TO BE DONE: Return the entries verbatim and drop every picture.

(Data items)
[start]

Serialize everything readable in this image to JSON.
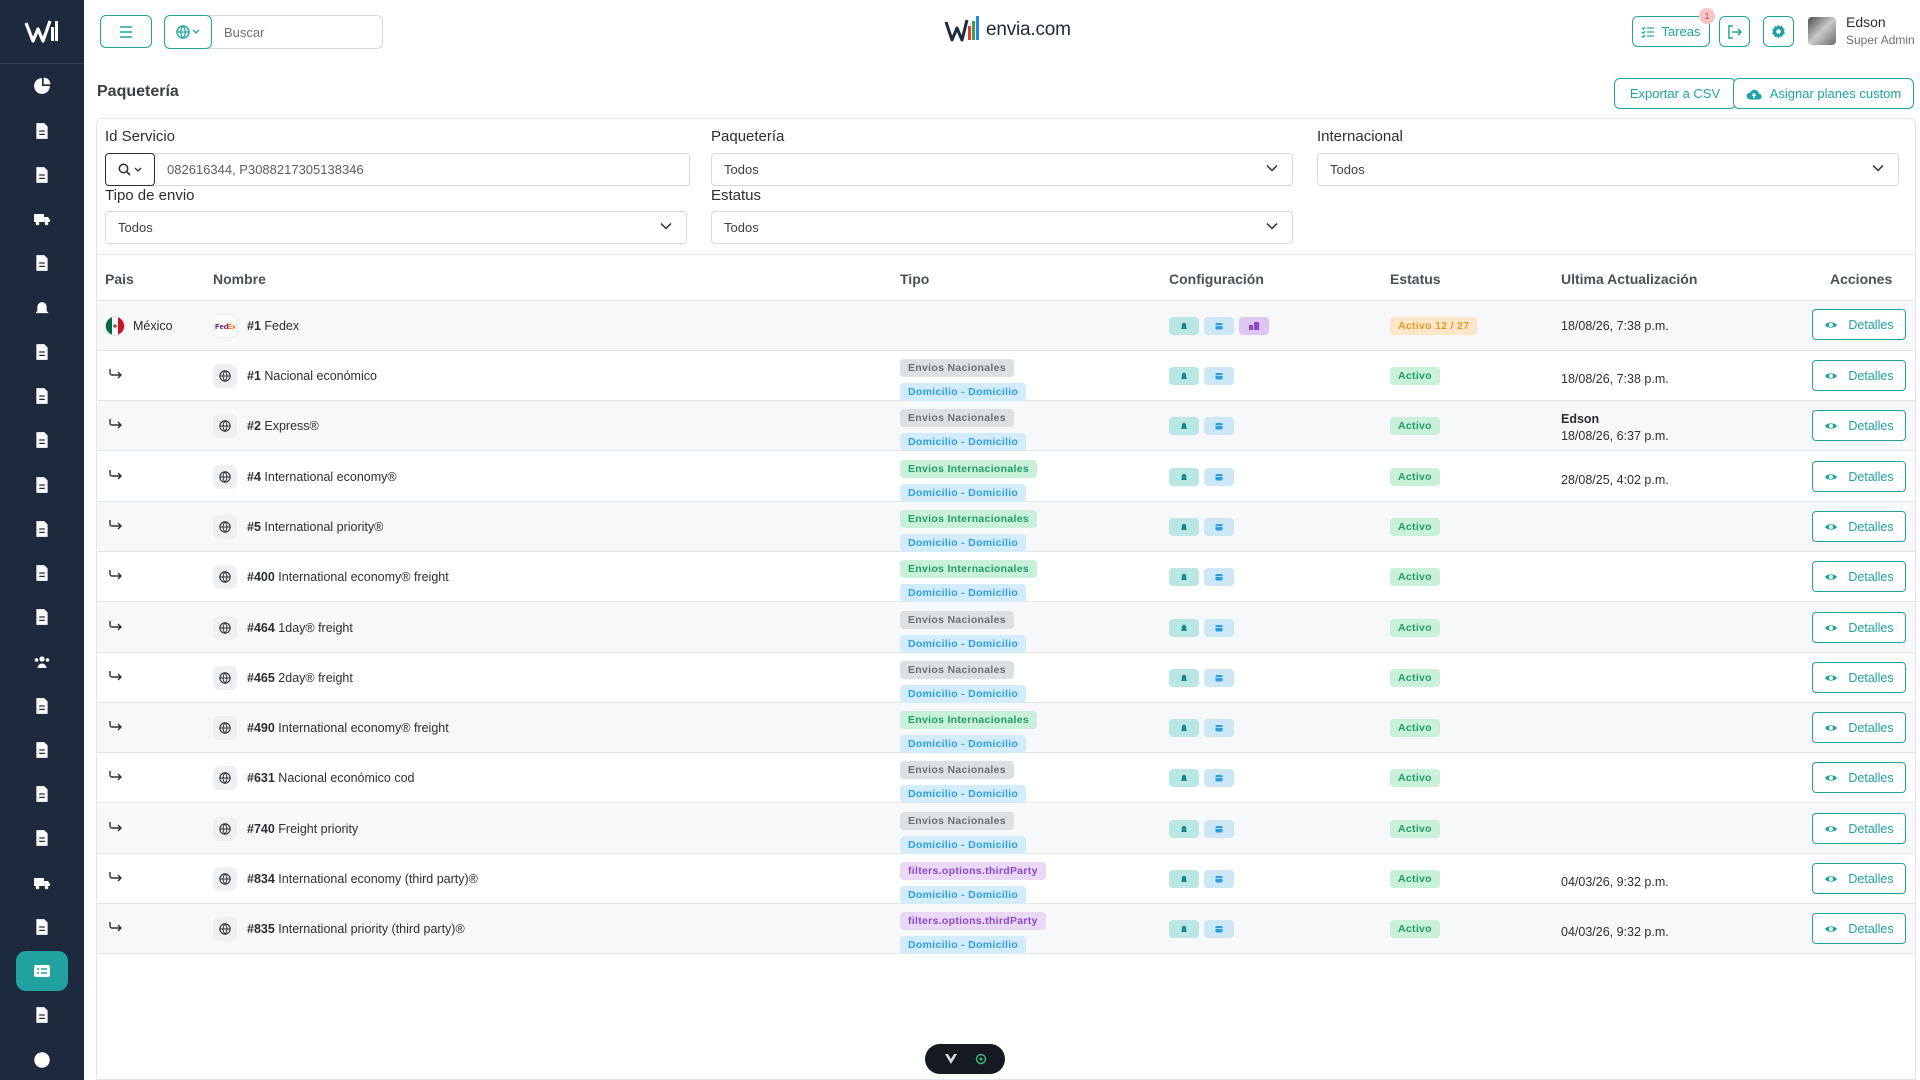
{
  "brand": {
    "name": "envia.com"
  },
  "search": {
    "placeholder": "Buscar"
  },
  "topbar": {
    "tareas_label": "Tareas",
    "tareas_badge": "1",
    "user_name": "Edson",
    "user_role": "Super Admin"
  },
  "page": {
    "title": "Paquetería",
    "export_label": "Exportar a CSV",
    "plans_label": "Asignar planes custom"
  },
  "filters": {
    "id_servicio_label": "Id Servicio",
    "id_servicio_value": "082616344, P3088217305138346",
    "paqueteria_label": "Paquetería",
    "paqueteria_value": "Todos",
    "internacional_label": "Internacional",
    "internacional_value": "Todos",
    "tipo_envio_label": "Tipo de envio",
    "tipo_envio_value": "Todos",
    "estatus_label": "Estatus",
    "estatus_value": "Todos"
  },
  "table": {
    "headers": {
      "pais": "Pais",
      "nombre": "Nombre",
      "tipo": "Tipo",
      "configuracion": "Configuración",
      "estatus": "Estatus",
      "actualizacion": "Ultima Actualización",
      "acciones": "Acciones"
    },
    "action_label": "Detalles",
    "carrier_row": {
      "country": "México",
      "id": "#1",
      "name": "Fedex",
      "status": "Activo 12 / 27",
      "date": "18/08/26, 7:38 p.m."
    },
    "rows": [
      {
        "id": "#1",
        "name": "Nacional económico",
        "type": "Envios Nacionales",
        "route": "Domicilio - Domicilio",
        "status": "Activo",
        "user": "",
        "date": "18/08/26, 7:38 p.m."
      },
      {
        "id": "#2",
        "name": "Express®",
        "type": "Envios Nacionales",
        "route": "Domicilio - Domicilio",
        "status": "Activo",
        "user": "Edson",
        "date": "18/08/26, 6:37 p.m."
      },
      {
        "id": "#4",
        "name": "International economy®",
        "type": "Envios Internacionales",
        "route": "Domicilio - Domicilio",
        "status": "Activo",
        "user": "",
        "date": "28/08/25, 4:02 p.m."
      },
      {
        "id": "#5",
        "name": "International priority®",
        "type": "Envios Internacionales",
        "route": "Domicilio - Domicilio",
        "status": "Activo",
        "user": "",
        "date": ""
      },
      {
        "id": "#400",
        "name": "International economy® freight",
        "type": "Envios Internacionales",
        "route": "Domicilio - Domicilio",
        "status": "Activo",
        "user": "",
        "date": ""
      },
      {
        "id": "#464",
        "name": "1day® freight",
        "type": "Envios Nacionales",
        "route": "Domicilio - Domicilio",
        "status": "Activo",
        "user": "",
        "date": ""
      },
      {
        "id": "#465",
        "name": "2day® freight",
        "type": "Envios Nacionales",
        "route": "Domicilio - Domicilio",
        "status": "Activo",
        "user": "",
        "date": ""
      },
      {
        "id": "#490",
        "name": "International economy® freight",
        "type": "Envios Internacionales",
        "route": "Domicilio - Domicilio",
        "status": "Activo",
        "user": "",
        "date": ""
      },
      {
        "id": "#631",
        "name": "Nacional económico cod",
        "type": "Envios Nacionales",
        "route": "Domicilio - Domicilio",
        "status": "Activo",
        "user": "",
        "date": ""
      },
      {
        "id": "#740",
        "name": "Freight priority",
        "type": "Envios Nacionales",
        "route": "Domicilio - Domicilio",
        "status": "Activo",
        "user": "",
        "date": ""
      },
      {
        "id": "#834",
        "name": "International economy (third party)®",
        "type": "filters.options.thirdParty",
        "route": "Domicilio - Domicilio",
        "status": "Activo",
        "user": "",
        "date": "04/03/26, 9:32 p.m."
      },
      {
        "id": "#835",
        "name": "International priority (third party)®",
        "type": "filters.options.thirdParty",
        "route": "Domicilio - Domicilio",
        "status": "Activo",
        "user": "",
        "date": "04/03/26, 9:32 p.m."
      }
    ]
  },
  "colors": {
    "accent": "#20a3a0",
    "sidebar_bg": "#1d2a3d",
    "status_green": "#1e9f6a",
    "status_warn": "#e39a27"
  }
}
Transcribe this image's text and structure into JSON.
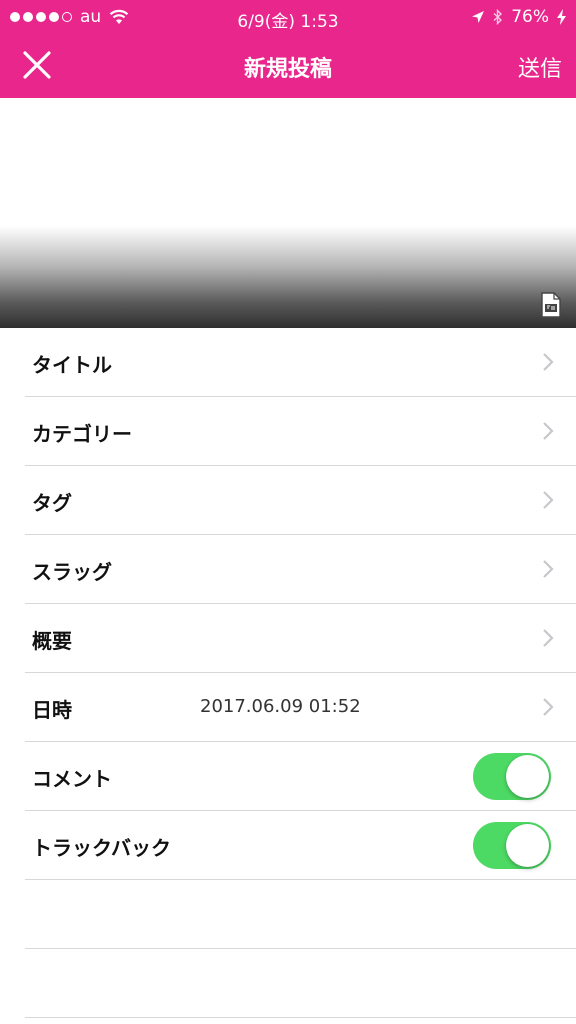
{
  "status_bar": {
    "carrier": "au",
    "time": "6/9(金) 1:53",
    "battery": "76%",
    "icons": [
      "signal-dots",
      "wifi-icon",
      "location-arrow-icon",
      "bluetooth-icon",
      "charging-bolt-icon"
    ]
  },
  "nav": {
    "close_icon": "close-icon",
    "title": "新規投稿",
    "send_label": "送信"
  },
  "colors": {
    "header_bg": "#e8268c",
    "toggle_on": "#4cd964",
    "divider": "#d8d8d8"
  },
  "preview": {
    "icon": "file-export-icon"
  },
  "settings": {
    "title": {
      "label": "タイトル"
    },
    "category": {
      "label": "カテゴリー"
    },
    "tags": {
      "label": "タグ"
    },
    "slug": {
      "label": "スラッグ"
    },
    "summary": {
      "label": "概要"
    },
    "datetime": {
      "label": "日時",
      "value": "2017.06.09 01:52"
    },
    "comments": {
      "label": "コメント",
      "enabled": true
    },
    "trackback": {
      "label": "トラックバック",
      "enabled": true
    }
  }
}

[end]

ANSWER TO THIS TASK:
Serialize everything readable in this image to JSON.
{
  "brand": {
    "name": "envia.com"
  },
  "search": {
    "placeholder": "Buscar"
  },
  "topbar": {
    "tareas_label": "Tareas",
    "tareas_badge": "1",
    "user_name": "Edson",
    "user_role": "Super Admin"
  },
  "page": {
    "title": "Paquetería",
    "export_label": "Exportar a CSV",
    "plans_label": "Asignar planes custom"
  },
  "filters": {
    "id_servicio_label": "Id Servicio",
    "id_servicio_value": "082616344, P3088217305138346",
    "paqueteria_label": "Paquetería",
    "paqueteria_value": "Todos",
    "internacional_label": "Internacional",
    "internacional_value": "Todos",
    "tipo_envio_label": "Tipo de envio",
    "tipo_envio_value": "Todos",
    "estatus_label": "Estatus",
    "estatus_value": "Todos"
  },
  "table": {
    "headers": {
      "pais": "Pais",
      "nombre": "Nombre",
      "tipo": "Tipo",
      "configuracion": "Configuración",
      "estatus": "Estatus",
      "actualizacion": "Ultima Actualización",
      "acciones": "Acciones"
    },
    "action_label": "Detalles",
    "carrier_row": {
      "country": "México",
      "id": "#1",
      "name": "Fedex",
      "status": "Activo 12 / 27",
      "date": "18/08/26, 7:38 p.m."
    },
    "rows": [
      {
        "id": "#1",
        "name": "Nacional económico",
        "type": "Envios Nacionales",
        "route": "Domicilio - Domicilio",
        "status": "Activo",
        "user": "",
        "date": "18/08/26, 7:38 p.m."
      },
      {
        "id": "#2",
        "name": "Express®",
        "type": "Envios Nacionales",
        "route": "Domicilio - Domicilio",
        "status": "Activo",
        "user": "Edson",
        "date": "18/08/26, 6:37 p.m."
      },
      {
        "id": "#4",
        "name": "International economy®",
        "type": "Envios Internacionales",
        "route": "Domicilio - Domicilio",
        "status": "Activo",
        "user": "",
        "date": "28/08/25, 4:02 p.m."
      },
      {
        "id": "#5",
        "name": "International priority®",
        "type": "Envios Internacionales",
        "route": "Domicilio - Domicilio",
        "status": "Activo",
        "user": "",
        "date": ""
      },
      {
        "id": "#400",
        "name": "International economy® freight",
        "type": "Envios Internacionales",
        "route": "Domicilio - Domicilio",
        "status": "Activo",
        "user": "",
        "date": ""
      },
      {
        "id": "#464",
        "name": "1day® freight",
        "type": "Envios Nacionales",
        "route": "Domicilio - Domicilio",
        "status": "Activo",
        "user": "",
        "date": ""
      },
      {
        "id": "#465",
        "name": "2day® freight",
        "type": "Envios Nacionales",
        "route": "Domicilio - Domicilio",
        "status": "Activo",
        "user": "",
        "date": ""
      },
      {
        "id": "#490",
        "name": "International economy® freight",
        "type": "Envios Internacionales",
        "route": "Domicilio - Domicilio",
        "status": "Activo",
        "user": "",
        "date": ""
      },
      {
        "id": "#631",
        "name": "Nacional económico cod",
        "type": "Envios Nacionales",
        "route": "Domicilio - Domicilio",
        "status": "Activo",
        "user": "",
        "date": ""
      },
      {
        "id": "#740",
        "name": "Freight priority",
        "type": "Envios Nacionales",
        "route": "Domicilio - Domicilio",
        "status": "Activo",
        "user": "",
        "date": ""
      },
      {
        "id": "#834",
        "name": "International economy (third party)®",
        "type": "filters.options.thirdParty",
        "route": "Domicilio - Domicilio",
        "status": "Activo",
        "user": "",
        "date": "04/03/26, 9:32 p.m."
      },
      {
        "id": "#835",
        "name": "International priority (third party)®",
        "type": "filters.options.thirdParty",
        "route": "Domicilio - Domicilio",
        "status": "Activo",
        "user": "",
        "date": "04/03/26, 9:32 p.m."
      }
    ]
  },
  "colors": {
    "accent": "#20a3a0",
    "sidebar_bg": "#1d2a3d",
    "status_green": "#1e9f6a",
    "status_warn": "#e39a27"
  }
}
Transcribe this image's text and structure into JSON.
{
  "status_bar": {
    "carrier": "au",
    "time": "6/9(金) 1:53",
    "battery": "76%",
    "icons": [
      "signal-dots",
      "wifi-icon",
      "location-arrow-icon",
      "bluetooth-icon",
      "charging-bolt-icon"
    ]
  },
  "nav": {
    "close_icon": "close-icon",
    "title": "新規投稿",
    "send_label": "送信"
  },
  "colors": {
    "header_bg": "#e8268c",
    "toggle_on": "#4cd964",
    "divider": "#d8d8d8"
  },
  "preview": {
    "icon": "file-export-icon"
  },
  "settings": {
    "title": {
      "label": "タイトル"
    },
    "category": {
      "label": "カテゴリー"
    },
    "tags": {
      "label": "タグ"
    },
    "slug": {
      "label": "スラッグ"
    },
    "summary": {
      "label": "概要"
    },
    "datetime": {
      "label": "日時",
      "value": "2017.06.09 01:52"
    },
    "comments": {
      "label": "コメント",
      "enabled": true
    },
    "trackback": {
      "label": "トラックバック",
      "enabled": true
    }
  }
}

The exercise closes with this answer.